-------- DATASET ENTRIES --------

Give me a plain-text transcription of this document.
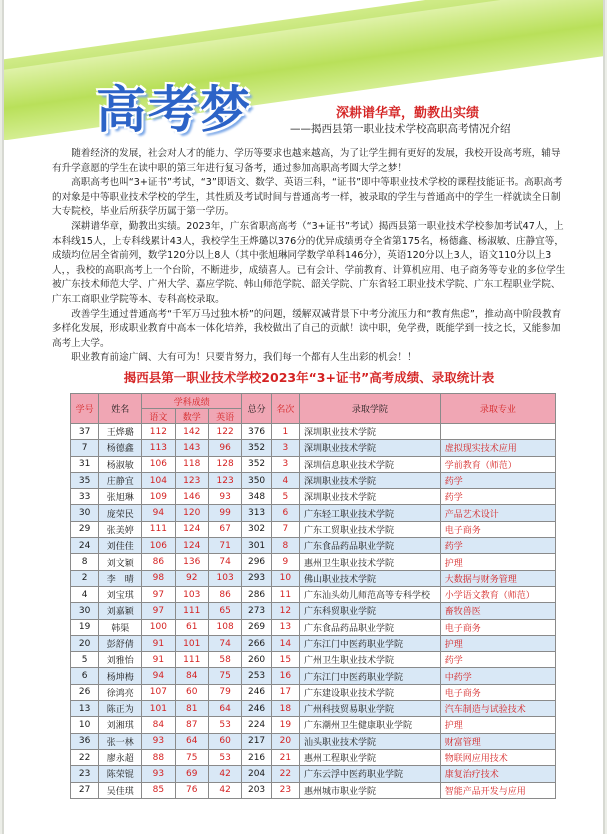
高考梦	深耕谱华章，勤教出实绩
——揭西县第一职业技术学校高职高考情况介绍

随着经济的发展，社会对人才的能力、学历等要求也越来越高，为了让学生拥有更好的发展，我校开设高考班，辅导有升学意愿的学生在读中职的第三年进行复习备考，通过参加高职高考圆大学之梦！

高职高考也叫“3+证书”考试，“3”即语文、数学、英语三科，“证书”即中等职业技术学校的课程技能证书。高职高考的对象是中等职业技术学校的学生，其性质及考试时间与普通高考一样，被录取的学生与普通高中的学生一样就读全日制大专院校，毕业后所获学历属于第一学历。

深耕谱华章，勤教出实绩。2023年，广东省职高高考（“3+证书”考试）揭西县第一职业技术学校参加考试47人，上本科线15人，上专科线累计43人，我校学生王烨璐以376分的优异成绩勇夺全省第175名，杨德鑫、杨淑敏、庄静宜等，成绩均位居全省前列，数学120分以上8人（其中张旭琳同学数学单科146分），英语120分以上3人，语文110分以上3人，，我校的高职高考上一个台阶，不断进步，成绩喜人。已有会计、学前教育、计算机应用、电子商务等专业的多位学生被广东技术师范大学、广州大学、嘉应学院、韩山师范学院、韶关学院、广东省轻工职业技术学院、广东工程职业学院、广东工商职业学院等本、专科高校录取。

改善学生通过普通高考“千军万马过独木桥”的问题，缓解双减背景下中考分流压力和“教育焦虑”，推动高中阶段教育多样化发展，形成职业教育中高本一体化培养，我校做出了自己的贡献！读中职，免学费，既能学到一技之长，又能参加高考上大学。

职业教育前途广阔、大有可为！只要肯努力，我们每一个都有人生出彩的机会！！

揭西县第一职业技术学校2023年“3+证书”高考成绩、录取统计表
学号	姓名	学科成绩			总分	名次	录取学院	录取专业
		语文	数学	英语				
37	王烨璐	112	142	122	376	1	深圳职业技术学院	
7	杨德鑫	113	143	96	352	3	深圳职业技术学院	虚拟现实技术应用
31	杨淑敏	106	118	128	352	3	深圳信息职业技术学院	学前教育（师范）
35	庄静宜	104	123	123	350	4	深圳职业技术学院	药学
33	张旭琳	109	146	93	348	5	深圳职业技术学院	药学
30	庞荣民	94	120	99	313	6	广东轻工职业技术学院	产品艺术设计
29	张美婷	111	124	67	302	7	广东工贸职业技术学院	电子商务
24	刘佳佳	106	124	71	301	8	广东食品药品职业学院	药学
8	刘文颖	86	136	74	296	9	惠州卫生职业技术学院	护理
2	李　晴	98	92	103	293	10	佛山职业技术学院	大数据与财务管理
4	刘宝琪	97	103	86	286	11	广东汕头幼儿师范高等专科学校	小学语文教育（师范）
30	刘嘉颖	97	111	65	273	12	广东科贸职业学院	畜牧兽医
19	韩渠	100	61	108	269	13	广东食品药品职业学院	电子商务
20	彭舒倩	91	101	74	266	14	广东江门中医药职业学院	护理
5	刘雅怡	91	111	58	260	15	广州卫生职业技术学院	药学
6	杨坤梅	94	84	75	253	16	广东江门中医药职业学院	中药学
26	徐鸿亮	107	60	79	246	17	广东建设职业技术学院	电子商务
13	陈正为	101	81	64	246	18	广州科技贸易职业学院	汽车制造与试验技术
10	刘湘琪	84	87	53	224	19	广东潮州卫生健康职业学院	护理
36	张一林	93	64	60	217	20	汕头职业技术学院	财富管理
22	廖永超	88	75	53	216	21	惠州工程职业学院	物联网应用技术
23	陈荣锟	93	69	42	204	22	广东云浮中医药职业学院	康复治疗技术
27	吴佳琪	85	76	42	203	23	惠州城市职业学院	智能产品开发与应用
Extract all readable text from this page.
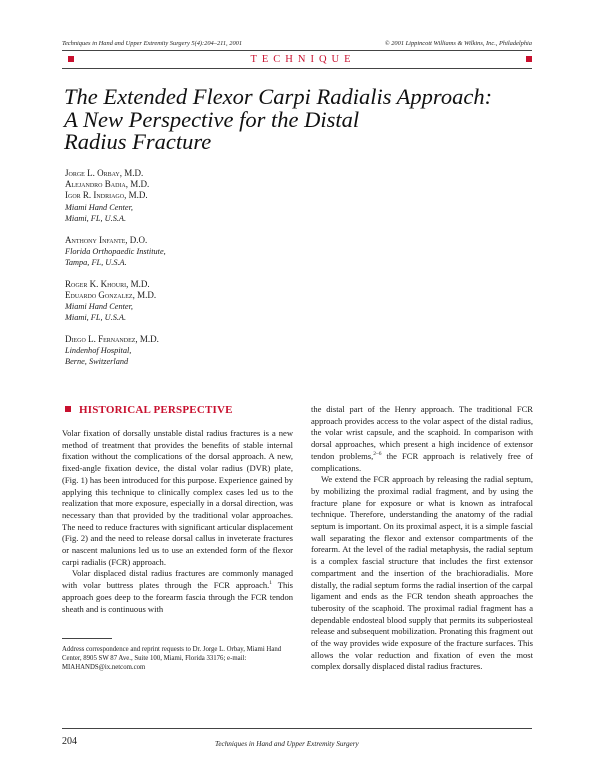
Techniques in Hand and Upper Extremity Surgery 5(4):204–211, 2001	© 2001 Lippincott Williams & Wilkins, Inc., Philadelphia
TECHNIQUE
The Extended Flexor Carpi Radialis Approach:
A New Perspective for the Distal
Radius Fracture
Jorge L. Orbay, M.D.
Alejandro Badia, M.D.
Igor R. Indriago, M.D.
Miami Hand Center,
Miami, FL, U.S.A.
Anthony Infante, D.O.
Florida Orthopaedic Institute,
Tampa, FL, U.S.A.
Roger K. Khouri, M.D.
Eduardo Gonzalez, M.D.
Miami Hand Center,
Miami, FL, U.S.A.
Diego L. Fernandez, M.D.
Lindenhof Hospital,
Berne, Switzerland
HISTORICAL PERSPECTIVE

Volar fixation of dorsally unstable distal radius fractures is a new method of treatment that provides the benefits of stable internal fixation without the complications of the dorsal approach. A new, fixed-angle fixation device, the distal volar radius (DVR) plate, (Fig. 1) has been introduced for this purpose. Experience gained by applying this technique to clinically complex cases led us to the realization that more exposure, especially in a dorsal direction, was necessary than that provided by the traditional volar approaches. The need to reduce fractures with significant articular displacement (Fig. 2) and the need to release dorsal callus in inveterate fractures or nascent malunions led us to use an extended form of the flexor carpi radialis (FCR) approach.

Volar displaced distal radius fractures are commonly managed with volar buttress plates through the FCR approach.$^1$ This approach goes deep to the forearm fascia through the FCR tendon sheath and is continuous with

the distal part of the Henry approach. The traditional FCR approach provides access to the volar aspect of the distal radius, the volar wrist capsule, and the scaphoid. In comparison with dorsal approaches, which present a high incidence of extensor tendon problems,$^{2-6}$ the FCR approach is relatively free of complications.

We extend the FCR approach by releasing the radial septum, by mobilizing the proximal radial fragment, and by using the fracture plane for exposure or what is known as intrafocal technique. Therefore, understanding the anatomy of the radial septum is important. On its proximal aspect, it is a simple fascial wall separating the flexor and extensor compartments of the forearm. At the level of the radial metaphysis, the radial septum is a complex fascial structure that includes the first extensor compartment and the insertion of the brachioradialis. More distally, the radial septum forms the radial insertion of the carpal ligament and ends as the FCR tendon sheath approaches the tuberosity of the scaphoid. The proximal radial fragment has a dependable endosteal blood supply that permits its subperiosteal release and subsequent mobilization. Pronating this fragment out of the way provides wide exposure of the fracture surfaces. This allows the volar reduction and fixation of even the most complex dorsally displaced distal radius fractures.

Address correspondence and reprint requests to Dr. Jorge L. Orbay, Miami Hand Center, 8905 SW 87 Ave., Suite 100, Miami, Florida 33176; e-mail: MIAHANDS@ix.netcom.com
204	Techniques in Hand and Upper Extremity Surgery
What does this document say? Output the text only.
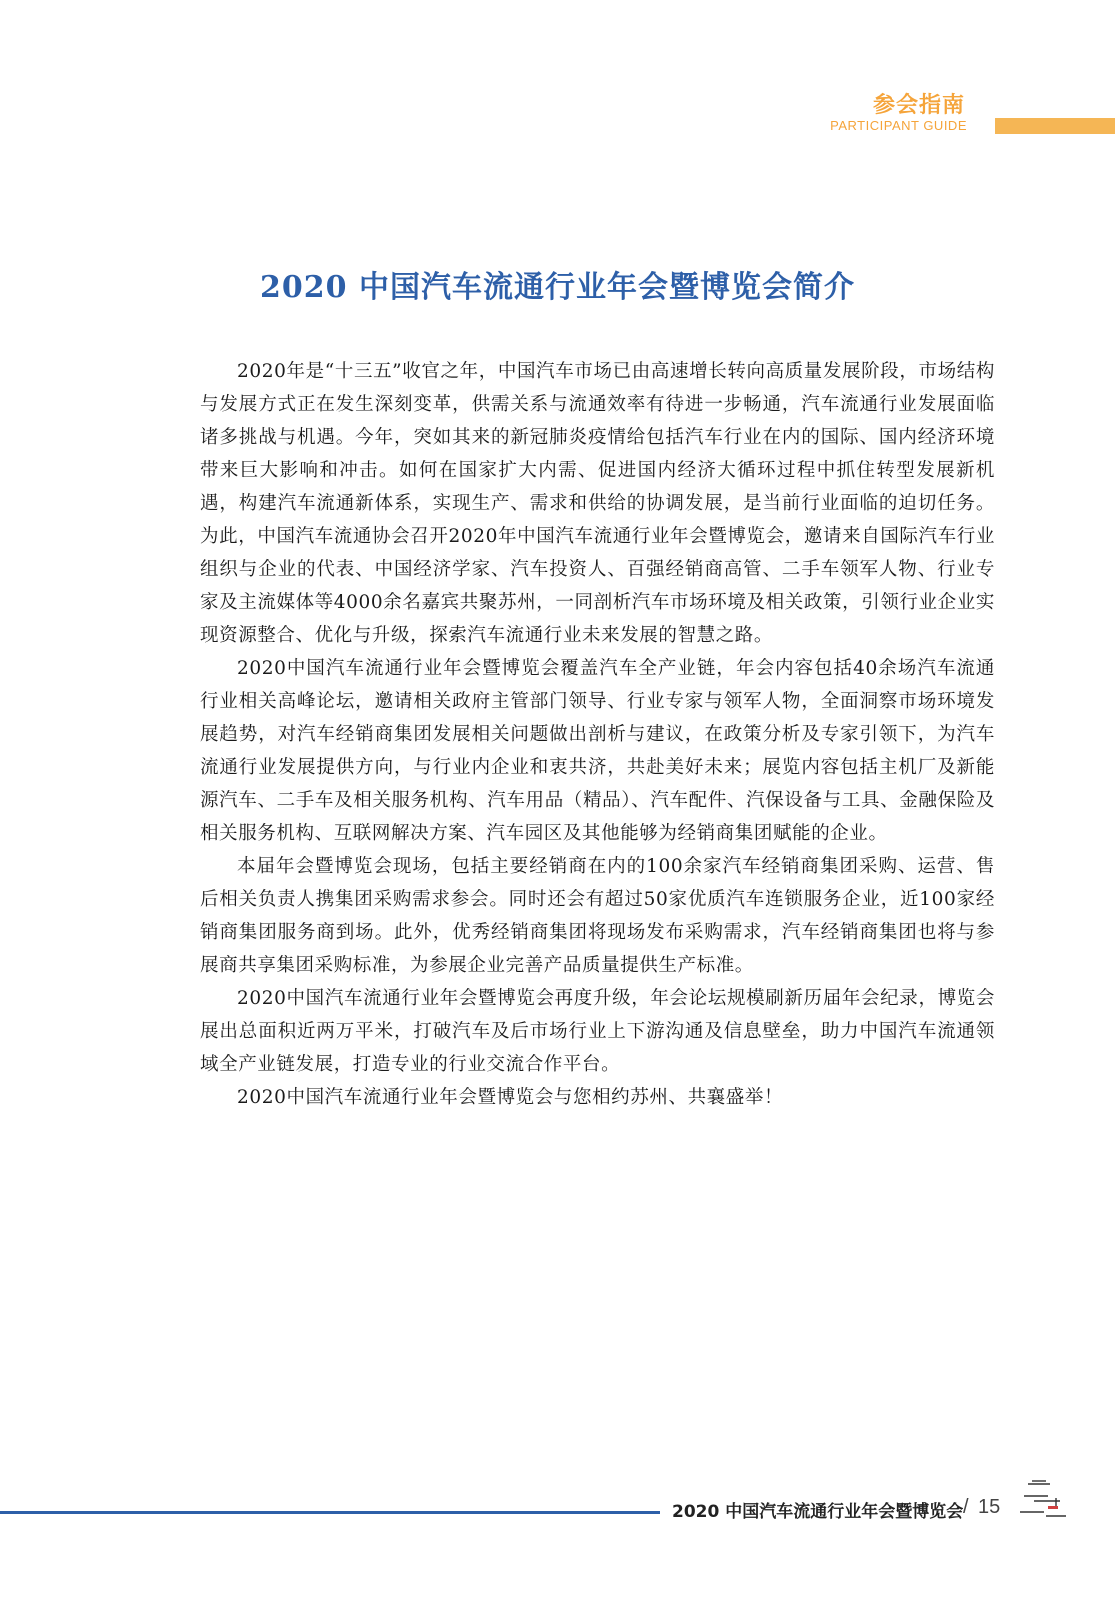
参会指南
PARTICIPANT GUIDE
2020 中国汽车流通行业年会暨博览会简介

2020年是“十三五”收官之年，中国汽车市场已由高速增长转向高质量发展阶段，市场结构与发展方式正在发生深刻变革，供需关系与流通效率有待进一步畅通，汽车流通行业发展面临诸多挑战与机遇。今年，突如其来的新冠肺炎疫情给包括汽车行业在内的国际、国内经济环境带来巨大影响和冲击。如何在国家扩大内需、促进国内经济大循环过程中抓住转型发展新机遇，构建汽车流通新体系，实现生产、需求和供给的协调发展，是当前行业面临的迫切任务。为此，中国汽车流通协会召开2020年中国汽车流通行业年会暨博览会，邀请来自国际汽车行业组织与企业的代表、中国经济学家、汽车投资人、百强经销商高管、二手车领军人物、行业专家及主流媒体等4000余名嘉宾共聚苏州，一同剖析汽车市场环境及相关政策，引领行业企业实现资源整合、优化与升级，探索汽车流通行业未来发展的智慧之路。

2020中国汽车流通行业年会暨博览会覆盖汽车全产业链，年会内容包括40余场汽车流通行业相关高峰论坛，邀请相关政府主管部门领导、行业专家与领军人物，全面洞察市场环境发展趋势，对汽车经销商集团发展相关问题做出剖析与建议，在政策分析及专家引领下，为汽车流通行业发展提供方向，与行业内企业和衷共济，共赴美好未来；展览内容包括主机厂及新能源汽车、二手车及相关服务机构、汽车用品（精品）、汽车配件、汽保设备与工具、金融保险及相关服务机构、互联网解决方案、汽车园区及其他能够为经销商集团赋能的企业。

本届年会暨博览会现场，包括主要经销商在内的100余家汽车经销商集团采购、运营、售后相关负责人携集团采购需求参会。同时还会有超过50家优质汽车连锁服务企业，近100家经销商集团服务商到场。此外，优秀经销商集团将现场发布采购需求，汽车经销商集团也将与参展商共享集团采购标准，为参展企业完善产品质量提供生产标准。

2020中国汽车流通行业年会暨博览会再度升级，年会论坛规模刷新历届年会纪录，博览会展出总面积近两万平米，打破汽车及后市场行业上下游沟通及信息壁垒，助力中国汽车流通领域全产业链发展，打造专业的行业交流合作平台。

2020中国汽车流通行业年会暨博览会与您相约苏州、共襄盛举！

2020 中国汽车流通行业年会暨博览会 / 15
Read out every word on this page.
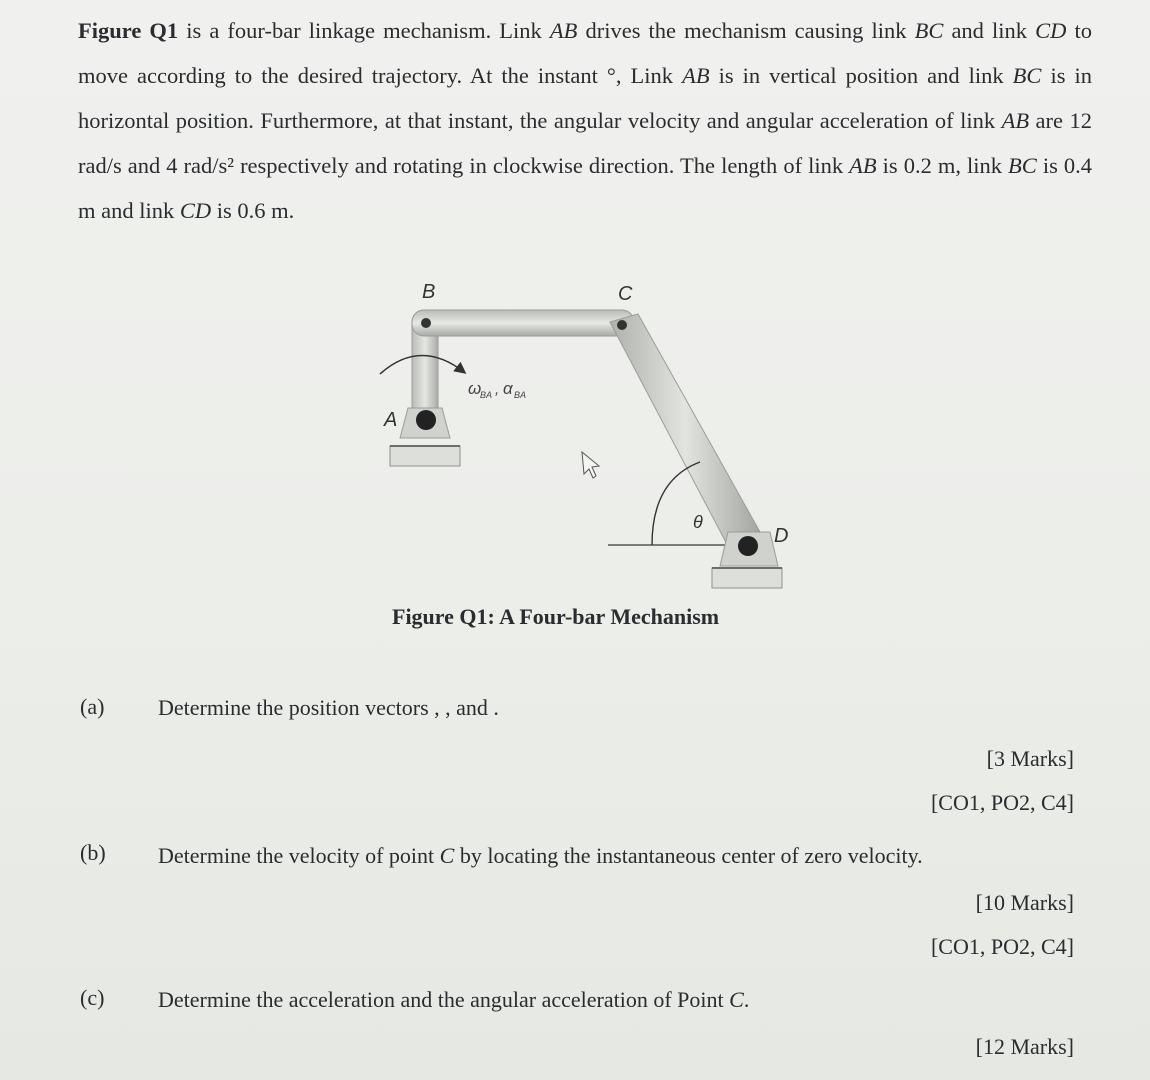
Figure Q1 is a four-bar linkage mechanism. Link AB drives the mechanism causing link BC and link CD to move according to the desired trajectory. At the instant °, Link AB is in vertical position and link BC is in horizontal position. Furthermore, at that instant, the angular velocity and angular acceleration of link AB are 12 rad/s and 4 rad/s² respectively and rotating in clockwise direction. The length of link AB is 0.2 m, link BC is 0.4 m and link CD is 0.6 m.
B	C
A
D
θ
ω
BA , α BA
Figure Q1: A Four-bar Mechanism
(a) Determine the position vectors , , and .
[3 Marks]
[CO1, PO2, C4]
(b) Determine the velocity of point C by locating the instantaneous center of zero velocity.
[10 Marks]
[CO1, PO2, C4]
(c) Determine the acceleration and the angular acceleration of Point C.
[12 Marks]
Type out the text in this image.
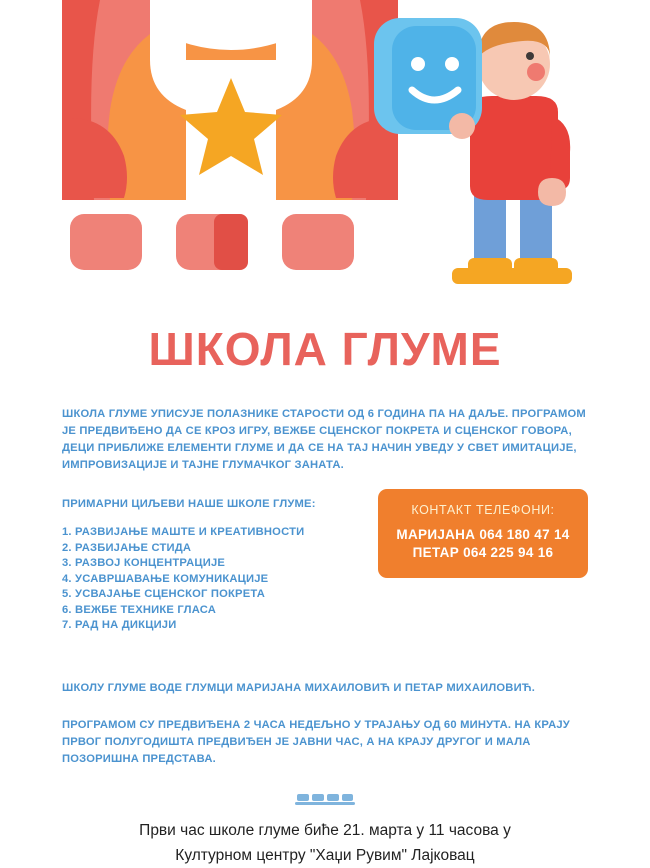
ШКОЛА ГЛУМЕ
ШКОЛА ГЛУМЕ УПИСУЈЕ ПОЛАЗНИКЕ СТАРОСТИ ОД 6 ГОДИНА ПА НА ДАЉЕ. ПРОГРАМОМ ЈЕ ПРЕДВИЂЕНО ДА СЕ КРОЗ ИГРУ, ВЕЖБЕ СЦЕНСКОГ ПОКРЕТА И СЦЕНСКОГ ГОВОРА, ДЕЦИ ПРИБЛИЖЕ ЕЛЕМЕНТИ ГЛУМЕ И ДА СЕ НА ТАЈ НАЧИН УВЕДУ У СВЕТ ИМИТАЦИЈЕ, ИМПРОВИЗАЦИЈЕ И ТАЈНЕ ГЛУМАЧКОГ ЗАНАТА.
ПРИМАРНИ ЦИЉЕВИ НАШЕ ШКОЛЕ ГЛУМЕ:
1. РАЗВИЈАЊЕ МАШТЕ И КРЕАТИВНОСТИ
2. РАЗБИЈАЊЕ СТИДА
3. РАЗВОЈ КОНЦЕНТРАЦИЈЕ
4. УСАВРШАВАЊЕ КОМУНИКАЦИЈЕ
5. УСВАЈАЊЕ СЦЕНСКОГ ПОКРЕТА
6. ВЕЖБЕ ТЕХНИКЕ ГЛАСА
7. РАД НА ДИКЦИЈИ
КОНТАКТ ТЕЛЕФОНИ:
МАРИЈАНА 064 180 47 14
ПЕТАР 064 225 94 16
ШКОЛУ ГЛУМЕ ВОДЕ ГЛУМЦИ МАРИЈАНА МИХАИЛОВИЋ И ПЕТАР МИХАИЛОВИЋ.
ПРОГРАМОМ СУ ПРЕДВИЂЕНА 2 ЧАСА НЕДЕЉНО У ТРАЈАЊУ ОД 60 МИНУТА. НА КРАЈУ ПРВОГ ПОЛУГОДИШТА ПРЕДВИЂЕН ЈЕ ЈАВНИ ЧАС, А НА КРАЈУ ДРУГОГ И МАЛА ПОЗОРИШНА ПРЕДСТАВА.
Први час школе глуме биће 21. марта у 11 часова у
Културном центру "Хаџи Рувим" Лајковац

--------

TASK DETAILS: Copy all lines from the material that hold "Jorge".

RESPONSE TO THE EXERCISE:
Jorge L. Orbay, M.D.
Address correspondence and reprint requests to Dr. Jorge L. Orbay, Miami Hand Center, 8905 SW 87 Ave., Suite 100, Miami, Florida 33176; e-mail: MIAHANDS@ix.netcom.com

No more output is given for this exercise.